> **EXERCISE DATA**
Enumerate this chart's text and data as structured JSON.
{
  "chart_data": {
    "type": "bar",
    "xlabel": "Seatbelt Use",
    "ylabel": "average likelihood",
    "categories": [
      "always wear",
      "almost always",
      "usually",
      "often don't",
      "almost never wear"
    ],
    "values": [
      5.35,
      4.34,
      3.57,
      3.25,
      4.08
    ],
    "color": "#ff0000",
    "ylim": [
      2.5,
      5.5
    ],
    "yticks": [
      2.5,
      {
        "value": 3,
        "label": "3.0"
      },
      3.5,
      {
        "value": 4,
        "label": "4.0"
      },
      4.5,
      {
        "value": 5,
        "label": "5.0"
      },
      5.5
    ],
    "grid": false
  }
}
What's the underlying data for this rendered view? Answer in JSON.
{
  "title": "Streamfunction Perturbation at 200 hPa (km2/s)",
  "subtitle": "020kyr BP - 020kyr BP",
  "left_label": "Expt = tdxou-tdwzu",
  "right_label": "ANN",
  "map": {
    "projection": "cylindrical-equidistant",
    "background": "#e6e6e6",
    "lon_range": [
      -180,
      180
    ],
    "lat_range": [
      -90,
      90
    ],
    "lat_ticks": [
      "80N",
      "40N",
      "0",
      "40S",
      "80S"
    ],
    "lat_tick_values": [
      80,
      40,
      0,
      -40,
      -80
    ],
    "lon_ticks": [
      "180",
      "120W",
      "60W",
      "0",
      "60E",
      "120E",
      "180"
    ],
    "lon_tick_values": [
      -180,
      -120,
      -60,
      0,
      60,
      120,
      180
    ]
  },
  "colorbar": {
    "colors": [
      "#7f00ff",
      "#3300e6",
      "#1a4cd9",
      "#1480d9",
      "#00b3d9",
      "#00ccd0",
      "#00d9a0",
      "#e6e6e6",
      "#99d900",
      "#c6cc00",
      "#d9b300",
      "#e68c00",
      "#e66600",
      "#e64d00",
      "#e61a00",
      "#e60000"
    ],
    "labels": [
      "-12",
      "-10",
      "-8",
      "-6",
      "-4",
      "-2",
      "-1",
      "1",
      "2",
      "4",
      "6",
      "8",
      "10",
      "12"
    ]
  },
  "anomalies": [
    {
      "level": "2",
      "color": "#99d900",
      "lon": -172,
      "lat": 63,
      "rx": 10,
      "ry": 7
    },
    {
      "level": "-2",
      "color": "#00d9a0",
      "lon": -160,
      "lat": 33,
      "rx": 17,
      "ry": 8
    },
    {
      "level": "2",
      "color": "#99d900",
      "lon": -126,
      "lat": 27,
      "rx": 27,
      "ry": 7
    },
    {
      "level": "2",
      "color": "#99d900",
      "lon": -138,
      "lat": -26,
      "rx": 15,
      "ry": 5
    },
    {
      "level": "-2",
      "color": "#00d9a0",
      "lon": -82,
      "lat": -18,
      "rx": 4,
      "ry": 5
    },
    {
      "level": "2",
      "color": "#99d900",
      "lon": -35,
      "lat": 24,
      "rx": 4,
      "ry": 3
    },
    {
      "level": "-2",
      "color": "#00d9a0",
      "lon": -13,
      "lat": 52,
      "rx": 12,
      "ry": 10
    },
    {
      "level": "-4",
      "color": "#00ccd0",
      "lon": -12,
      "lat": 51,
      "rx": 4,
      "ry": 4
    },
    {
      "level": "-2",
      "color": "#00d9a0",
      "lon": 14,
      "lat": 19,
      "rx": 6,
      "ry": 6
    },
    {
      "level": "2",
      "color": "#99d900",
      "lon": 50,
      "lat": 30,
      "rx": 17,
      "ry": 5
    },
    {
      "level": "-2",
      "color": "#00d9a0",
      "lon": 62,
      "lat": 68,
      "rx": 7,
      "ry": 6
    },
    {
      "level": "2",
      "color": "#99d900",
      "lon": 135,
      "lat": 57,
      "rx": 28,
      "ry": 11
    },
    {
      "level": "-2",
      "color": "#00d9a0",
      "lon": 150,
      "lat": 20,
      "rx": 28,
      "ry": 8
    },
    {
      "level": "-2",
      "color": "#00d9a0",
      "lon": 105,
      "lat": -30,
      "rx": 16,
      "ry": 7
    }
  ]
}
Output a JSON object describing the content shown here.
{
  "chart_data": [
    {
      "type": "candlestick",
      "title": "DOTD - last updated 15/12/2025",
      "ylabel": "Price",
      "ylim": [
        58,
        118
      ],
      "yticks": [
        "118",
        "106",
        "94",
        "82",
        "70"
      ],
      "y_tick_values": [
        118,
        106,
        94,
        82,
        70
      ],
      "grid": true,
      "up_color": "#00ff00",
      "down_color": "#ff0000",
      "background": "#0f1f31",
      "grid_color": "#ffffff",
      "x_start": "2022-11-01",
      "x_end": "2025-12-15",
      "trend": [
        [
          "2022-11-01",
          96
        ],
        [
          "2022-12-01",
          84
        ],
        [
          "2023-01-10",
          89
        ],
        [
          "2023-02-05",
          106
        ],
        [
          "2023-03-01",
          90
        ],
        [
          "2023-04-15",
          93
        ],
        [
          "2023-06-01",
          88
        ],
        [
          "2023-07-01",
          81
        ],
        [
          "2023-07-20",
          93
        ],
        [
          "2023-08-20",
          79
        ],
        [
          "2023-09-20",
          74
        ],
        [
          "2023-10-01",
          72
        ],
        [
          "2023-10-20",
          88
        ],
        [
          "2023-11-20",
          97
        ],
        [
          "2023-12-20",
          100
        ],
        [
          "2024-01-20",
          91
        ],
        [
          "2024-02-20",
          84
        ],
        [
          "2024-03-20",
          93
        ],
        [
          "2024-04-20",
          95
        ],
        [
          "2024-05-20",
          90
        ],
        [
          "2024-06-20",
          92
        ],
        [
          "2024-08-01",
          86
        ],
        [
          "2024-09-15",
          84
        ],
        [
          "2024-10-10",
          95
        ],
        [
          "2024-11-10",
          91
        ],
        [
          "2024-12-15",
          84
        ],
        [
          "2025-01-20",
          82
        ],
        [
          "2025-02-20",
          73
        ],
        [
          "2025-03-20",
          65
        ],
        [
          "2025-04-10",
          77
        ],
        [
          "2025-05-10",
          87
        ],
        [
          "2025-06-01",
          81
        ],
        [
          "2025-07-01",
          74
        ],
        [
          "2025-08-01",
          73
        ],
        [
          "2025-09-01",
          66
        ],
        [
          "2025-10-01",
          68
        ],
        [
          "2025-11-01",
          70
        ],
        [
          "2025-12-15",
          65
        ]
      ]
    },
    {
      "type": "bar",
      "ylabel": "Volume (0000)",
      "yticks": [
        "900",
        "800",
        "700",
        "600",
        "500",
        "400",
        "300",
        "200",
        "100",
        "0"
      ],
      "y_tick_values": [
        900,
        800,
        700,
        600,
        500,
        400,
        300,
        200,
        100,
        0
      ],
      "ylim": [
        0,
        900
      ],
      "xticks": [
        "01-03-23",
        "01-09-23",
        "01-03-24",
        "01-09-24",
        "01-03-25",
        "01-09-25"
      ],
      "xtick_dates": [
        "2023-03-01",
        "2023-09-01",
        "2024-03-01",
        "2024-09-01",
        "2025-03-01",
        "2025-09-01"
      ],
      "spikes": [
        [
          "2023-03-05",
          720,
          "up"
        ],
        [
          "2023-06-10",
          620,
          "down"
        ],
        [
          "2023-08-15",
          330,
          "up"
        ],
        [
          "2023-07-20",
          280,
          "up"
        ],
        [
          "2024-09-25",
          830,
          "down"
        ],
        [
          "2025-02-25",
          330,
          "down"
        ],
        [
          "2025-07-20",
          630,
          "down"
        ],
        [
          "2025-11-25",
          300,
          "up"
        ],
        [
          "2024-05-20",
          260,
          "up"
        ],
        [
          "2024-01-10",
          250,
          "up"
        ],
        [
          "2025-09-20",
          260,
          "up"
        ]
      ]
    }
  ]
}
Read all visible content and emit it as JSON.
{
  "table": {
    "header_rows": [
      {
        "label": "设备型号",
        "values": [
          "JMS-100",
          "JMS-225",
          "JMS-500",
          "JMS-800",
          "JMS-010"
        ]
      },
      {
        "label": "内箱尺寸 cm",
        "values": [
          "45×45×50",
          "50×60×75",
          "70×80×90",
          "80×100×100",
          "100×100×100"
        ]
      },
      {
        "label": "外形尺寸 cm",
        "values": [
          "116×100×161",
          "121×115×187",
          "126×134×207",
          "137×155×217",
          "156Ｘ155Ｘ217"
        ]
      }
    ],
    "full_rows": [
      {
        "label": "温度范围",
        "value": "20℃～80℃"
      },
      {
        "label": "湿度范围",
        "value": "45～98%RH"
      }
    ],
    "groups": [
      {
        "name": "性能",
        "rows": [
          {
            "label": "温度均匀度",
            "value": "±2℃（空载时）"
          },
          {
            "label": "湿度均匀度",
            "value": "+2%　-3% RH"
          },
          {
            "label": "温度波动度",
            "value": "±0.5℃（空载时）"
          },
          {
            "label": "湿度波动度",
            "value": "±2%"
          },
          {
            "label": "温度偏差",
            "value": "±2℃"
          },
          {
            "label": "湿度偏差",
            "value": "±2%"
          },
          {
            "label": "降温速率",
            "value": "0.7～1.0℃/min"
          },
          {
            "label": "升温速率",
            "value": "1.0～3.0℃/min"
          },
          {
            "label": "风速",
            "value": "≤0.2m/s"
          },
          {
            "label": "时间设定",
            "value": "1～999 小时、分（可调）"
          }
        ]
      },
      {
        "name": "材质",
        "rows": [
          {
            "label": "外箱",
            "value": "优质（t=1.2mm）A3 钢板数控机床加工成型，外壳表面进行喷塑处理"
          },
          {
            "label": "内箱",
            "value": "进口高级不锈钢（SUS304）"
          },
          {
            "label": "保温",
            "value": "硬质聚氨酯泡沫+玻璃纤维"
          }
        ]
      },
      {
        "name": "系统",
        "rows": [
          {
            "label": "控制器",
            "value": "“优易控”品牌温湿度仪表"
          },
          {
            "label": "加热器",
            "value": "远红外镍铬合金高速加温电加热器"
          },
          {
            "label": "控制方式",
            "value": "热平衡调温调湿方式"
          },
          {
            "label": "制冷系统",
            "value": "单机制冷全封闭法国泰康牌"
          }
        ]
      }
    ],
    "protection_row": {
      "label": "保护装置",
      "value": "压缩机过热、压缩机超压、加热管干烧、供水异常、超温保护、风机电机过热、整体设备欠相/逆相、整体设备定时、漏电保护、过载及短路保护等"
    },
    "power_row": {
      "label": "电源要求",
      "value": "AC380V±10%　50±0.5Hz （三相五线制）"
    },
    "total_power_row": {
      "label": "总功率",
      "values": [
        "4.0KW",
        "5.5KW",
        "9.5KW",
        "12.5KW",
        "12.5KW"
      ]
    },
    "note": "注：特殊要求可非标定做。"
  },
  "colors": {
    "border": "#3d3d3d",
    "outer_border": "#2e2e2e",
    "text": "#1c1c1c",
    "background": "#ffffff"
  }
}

> **SET EXERCISE**
Write out every line of the entries that holds the word "ffffff".

> **OUTPUT FOR THIS EXERCISE**
      "grid_color": "#ffffff",
    "background": "#ffffff"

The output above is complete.